**Task instructions**
Find every line with the word "反恐联合演习". Copy those lines.

--- Start ---

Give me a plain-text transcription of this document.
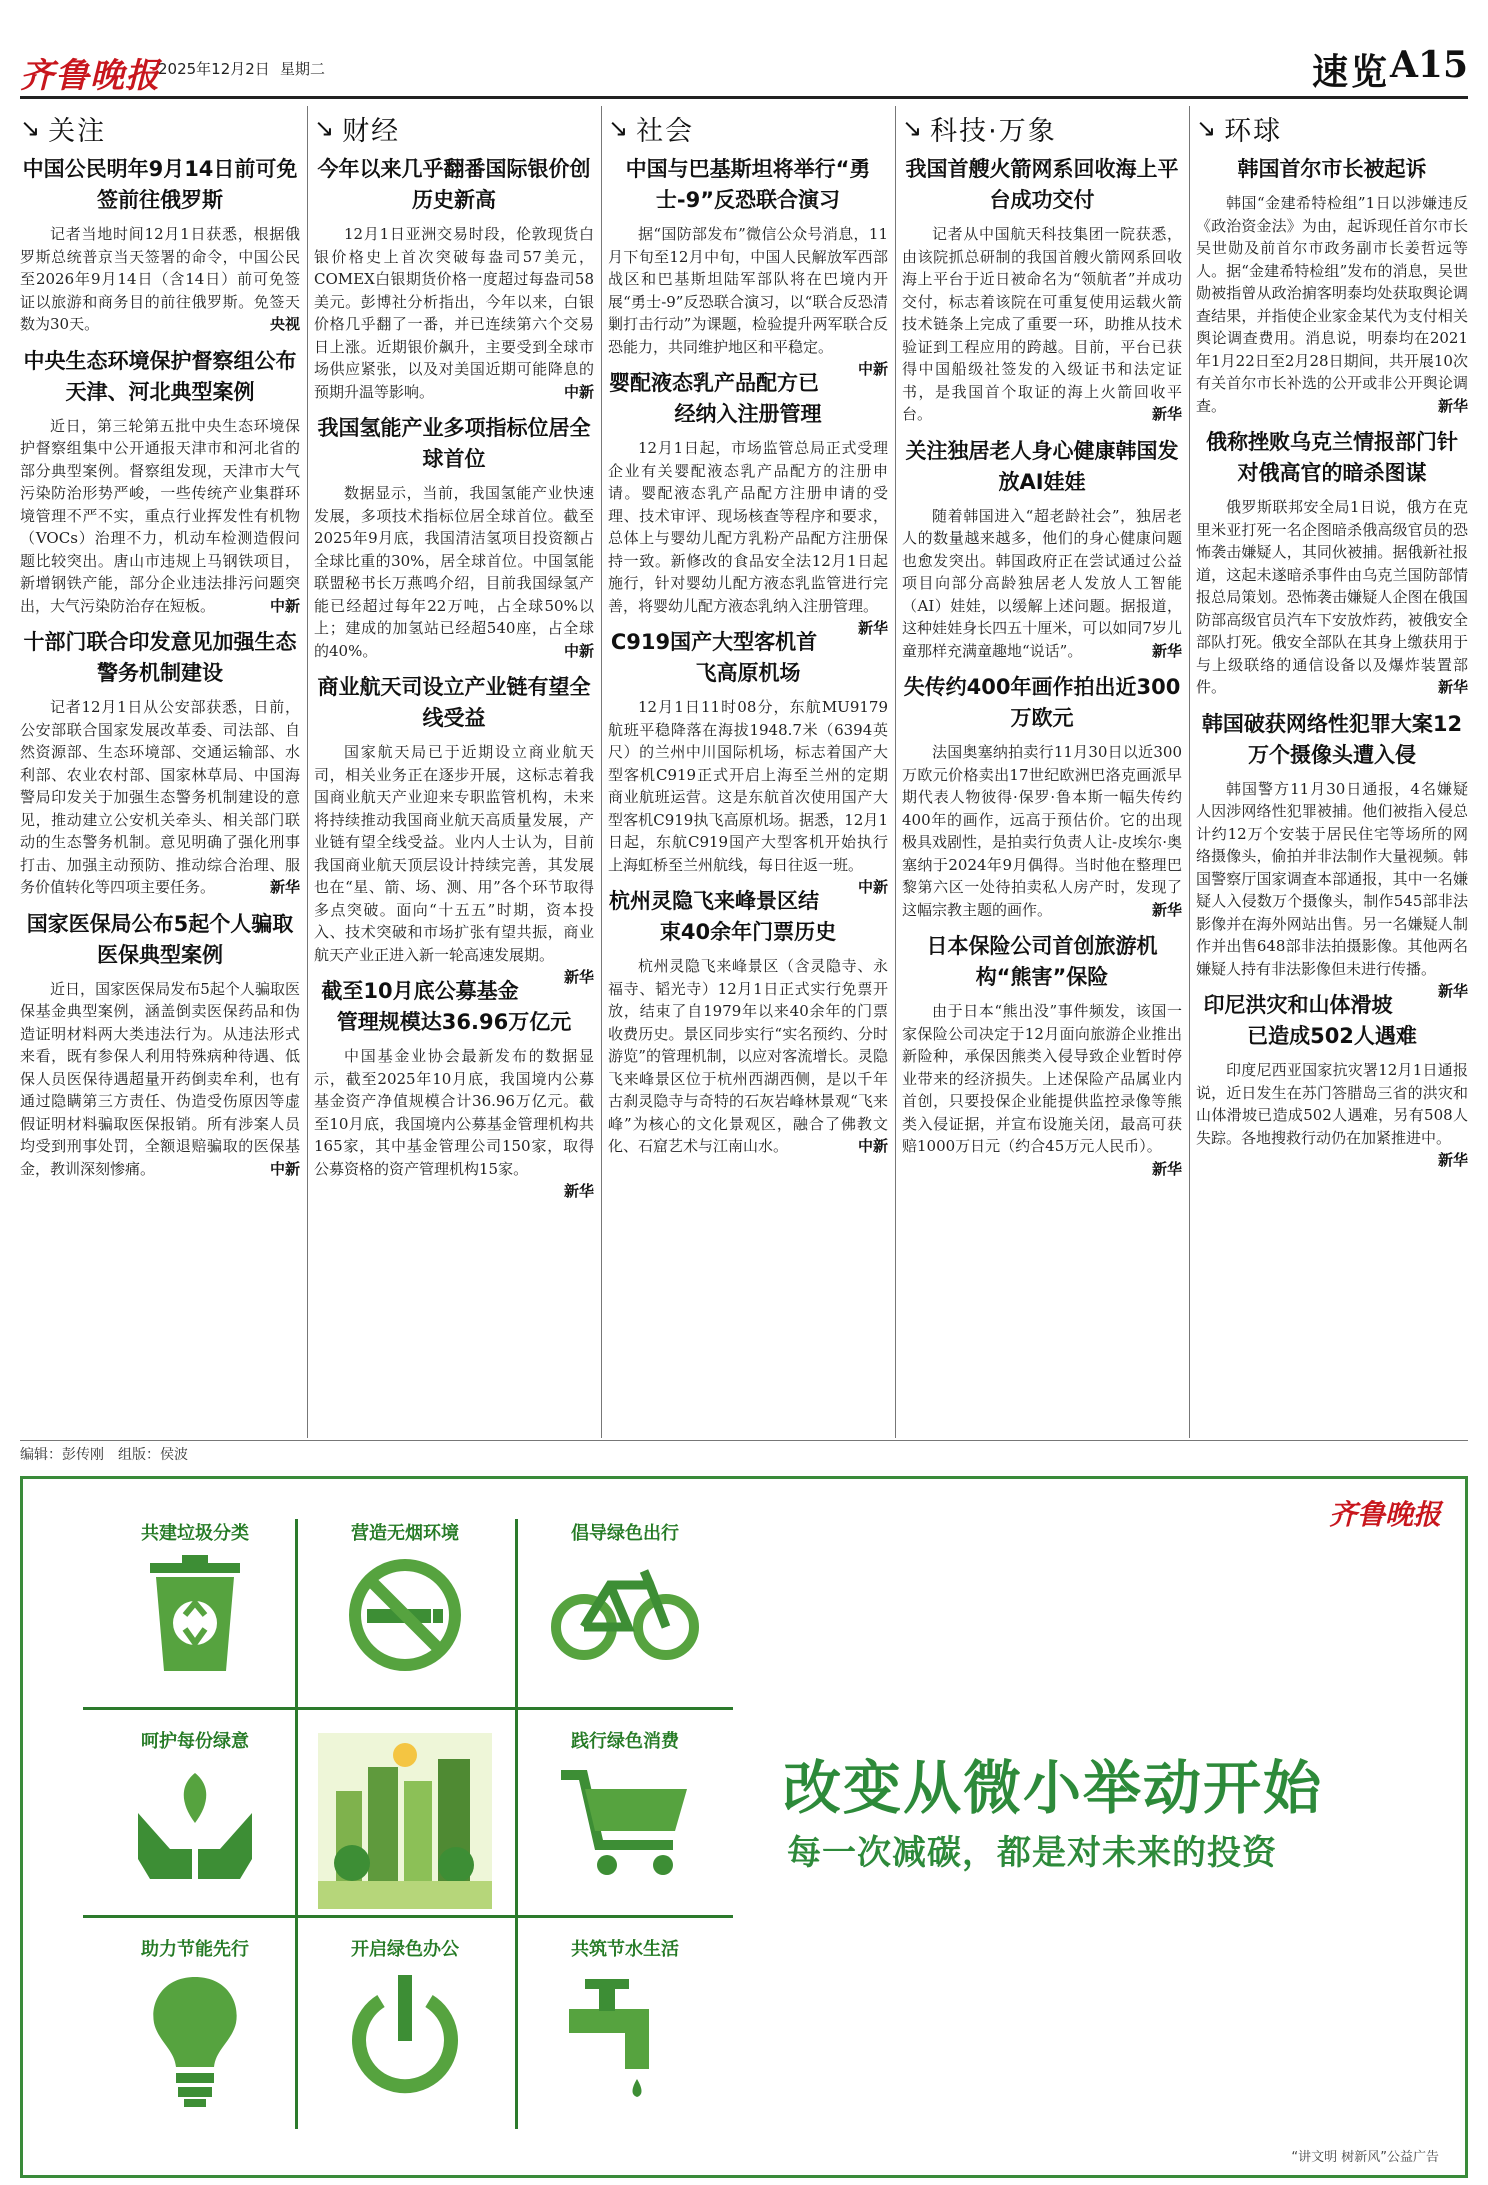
齐鲁晚报
2025年12月2日 星期二	速览 A15
↘ 关注
中国公民明年9月14日前可免签前往俄罗斯
记者当地时间12月1日获悉，根据俄罗斯总统普京当天签署的命令，中国公民至2026年9月14日（含14日）前可免签证以旅游和商务目的前往俄罗斯。免签天数为30天。	央视
中央生态环境保护督察组公布天津、河北典型案例
近日，第三轮第五批中央生态环境保护督察组集中公开通报天津市和河北省的部分典型案例。督察组发现，天津市大气污染防治形势严峻，一些传统产业集群环境管理不严不实，重点行业挥发性有机物（VOCs）治理不力，机动车检测造假问题比较突出。唐山市违规上马钢铁项目，新增钢铁产能，部分企业违法排污问题突出，大气污染防治存在短板。	中新
十部门联合印发意见加强生态警务机制建设
记者12月1日从公安部获悉，日前，公安部联合国家发展改革委、司法部、自然资源部、生态环境部、交通运输部、水利部、农业农村部、国家林草局、中国海警局印发关于加强生态警务机制建设的意见，推动建立公安机关牵头、相关部门联动的生态警务机制。意见明确了强化刑事打击、加强主动预防、推动综合治理、服务价值转化等四项主要任务。	新华
国家医保局公布5起个人骗取医保典型案例
近日，国家医保局发布5起个人骗取医保基金典型案例，涵盖倒卖医保药品和伪造证明材料两大类违法行为。从违法形式来看，既有参保人利用特殊病种待遇、低保人员医保待遇超量开药倒卖牟利，也有通过隐瞒第三方责任、伪造受伤原因等虚假证明材料骗取医保报销。所有涉案人员均受到刑事处罚，全额退赔骗取的医保基金，教训深刻惨痛。	中新
↘ 财经
今年以来几乎翻番国际银价创历史新高
12月1日亚洲交易时段，伦敦现货白银价格史上首次突破每盎司57美元，COMEX白银期货价格一度超过每盎司58美元。彭博社分析指出，今年以来，白银价格几乎翻了一番，并已连续第六个交易日上涨。近期银价飙升，主要受到全球市场供应紧张，以及对美国近期可能降息的预期升温等影响。	中新
我国氢能产业多项指标位居全球首位
数据显示，当前，我国氢能产业快速发展，多项技术指标位居全球首位。截至2025年9月底，我国清洁氢项目投资额占全球比重的30%，居全球首位。中国氢能联盟秘书长万燕鸣介绍，目前我国绿氢产能已经超过每年22万吨，占全球50%以上；建成的加氢站已经超540座，占全球的40%。	中新
商业航天司设立产业链有望全线受益
国家航天局已于近期设立商业航天司，相关业务正在逐步开展，这标志着我国商业航天产业迎来专职监管机构，未来将持续推动我国商业航天高质量发展，产业链有望全线受益。业内人士认为，目前我国商业航天顶层设计持续完善，其发展也在“星、箭、场、测、用”各个环节取得多点突破。面向“十五五”时期，资本投入、技术突破和市场扩张有望共振，商业航天产业正进入新一轮高速发展期。
新华
截至10月底公募基金管理规模达36.96万亿元
中国基金业协会最新发布的数据显示，截至2025年10月底，我国境内公募基金资产净值规模合计36.96万亿元。截至10月底，我国境内公募基金管理机构共165家，其中基金管理公司150家，取得公募资格的资产管理机构15家。
新华
↘ 社会
中国与巴基斯坦将举行“勇士-9”反恐联合演习
据“国防部发布”微信公众号消息，11月下旬至12月中旬，中国人民解放军西部战区和巴基斯坦陆军部队将在巴境内开展“勇士-9”反恐联合演习，以“联合反恐清剿打击行动”为课题，检验提升两军联合反恐能力，共同维护地区和平稳定。
中新
婴配液态乳产品配方已经纳入注册管理
12月1日起，市场监管总局正式受理企业有关婴配液态乳产品配方的注册申请。婴配液态乳产品配方注册申请的受理、技术审评、现场核查等程序和要求，总体上与婴幼儿配方乳粉产品配方注册保持一致。新修改的食品安全法12月1日起施行，针对婴幼儿配方液态乳监管进行完善，将婴幼儿配方液态乳纳入注册管理。
新华
C919国产大型客机首飞高原机场
12月1日11时08分，东航MU9179航班平稳降落在海拔1948.7米（6394英尺）的兰州中川国际机场，标志着国产大型客机C919正式开启上海至兰州的定期商业航班运营。这是东航首次使用国产大型客机C919执飞高原机场。据悉，12月1日起，东航C919国产大型客机开始执行上海虹桥至兰州航线，每日往返一班。
中新
杭州灵隐飞来峰景区结束40余年门票历史
杭州灵隐飞来峰景区（含灵隐寺、永福寺、韬光寺）12月1日正式实行免票开放，结束了自1979年以来40余年的门票收费历史。景区同步实行“实名预约、分时游览”的管理机制，以应对客流增长。灵隐飞来峰景区位于杭州西湖西侧，是以千年古刹灵隐寺与奇特的石灰岩峰林景观“飞来峰”为核心的文化景观区，融合了佛教文化、石窟艺术与江南山水。	中新
↘ 科技·万象
我国首艘火箭网系回收海上平台成功交付
记者从中国航天科技集团一院获悉，由该院抓总研制的我国首艘火箭网系回收海上平台于近日被命名为“领航者”并成功交付，标志着该院在可重复使用运载火箭技术链条上完成了重要一环，助推从技术验证到工程应用的跨越。目前，平台已获得中国船级社签发的入级证书和法定证书，是我国首个取证的海上火箭回收平台。	新华
关注独居老人身心健康韩国发放AI娃娃
随着韩国进入“超老龄社会”，独居老人的数量越来越多，他们的身心健康问题也愈发突出。韩国政府正在尝试通过公益项目向部分高龄独居老人发放人工智能（AI）娃娃，以缓解上述问题。据报道，这种娃娃身长四五十厘米，可以如同7岁儿童那样充满童趣地“说话”。	新华
失传约400年画作拍出近300万欧元
法国奥塞纳拍卖行11月30日以近300万欧元价格卖出17世纪欧洲巴洛克画派早期代表人物彼得·保罗·鲁本斯一幅失传约400年的画作，远高于预估价。它的出现极具戏剧性，是拍卖行负责人让-皮埃尔·奥塞纳于2024年9月偶得。当时他在整理巴黎第六区一处待拍卖私人房产时，发现了这幅宗教主题的画作。	新华
日本保险公司首创旅游机构“熊害”保险
由于日本“熊出没”事件频发，该国一家保险公司决定于12月面向旅游企业推出新险种，承保因熊类入侵导致企业暂时停业带来的经济损失。上述保险产品属业内首创，只要投保企业能提供监控录像等熊类入侵证据，并宣布设施关闭，最高可获赔1000万日元（约合45万元人民币）。
新华
↘ 环球
韩国首尔市长被起诉
韩国“金建希特检组”1日以涉嫌违反《政治资金法》为由，起诉现任首尔市长吴世勋及前首尔市政务副市长姜哲远等人。据“金建希特检组”发布的消息，吴世勋被指曾从政治掮客明泰均处获取舆论调查结果，并指使企业家金某代为支付相关舆论调查费用。消息说，明泰均在2021年1月22日至2月28日期间，共开展10次有关首尔市长补选的公开或非公开舆论调查。	新华
俄称挫败乌克兰情报部门针对俄高官的暗杀图谋
俄罗斯联邦安全局1日说，俄方在克里米亚打死一名企图暗杀俄高级官员的恐怖袭击嫌疑人，其同伙被捕。据俄新社报道，这起未遂暗杀事件由乌克兰国防部情报总局策划。恐怖袭击嫌疑人企图在俄国防部高级官员汽车下安放炸药，被俄安全部队打死。俄安全部队在其身上缴获用于与上级联络的通信设备以及爆炸装置部件。	新华
韩国破获网络性犯罪大案12万个摄像头遭入侵
韩国警方11月30日通报，4名嫌疑人因涉网络性犯罪被捕。他们被指入侵总计约12万个安装于居民住宅等场所的网络摄像头，偷拍并非法制作大量视频。韩国警察厅国家调查本部通报，其中一名嫌疑人入侵数万个摄像头，制作545部非法影像并在海外网站出售。另一名嫌疑人制作并出售648部非法拍摄影像。其他两名嫌疑人持有非法影像但未进行传播。
新华
印尼洪灾和山体滑坡已造成502人遇难
印度尼西亚国家抗灾署12月1日通报说，近日发生在苏门答腊岛三省的洪灾和山体滑坡已造成502人遇难，另有508人失踪。各地搜救行动仍在加紧推进中。
新华
编辑：彭传刚　组版：侯波
齐鲁晚报
共建垃圾分类	营造无烟环境	倡导绿色出行
呵护每份绿意	践行绿色消费
助力节能先行	开启绿色办公	共筑节水生活
改变从微小举动开始
每一次减碳，都是对未来的投资
“讲文明 树新风”公益广告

--- End ---

**Solution for this problem**
中国与巴基斯坦将举行“勇士-9”反恐联合演习
据“国防部发布”微信公众号消息，11月下旬至12月中旬，中国人民解放军西部战区和巴基斯坦陆军部队将在巴境内开展“勇士-9”反恐联合演习，以“联合反恐清剿打击行动”为课题，检验提升两军联合反恐能力，共同维护地区和平稳定。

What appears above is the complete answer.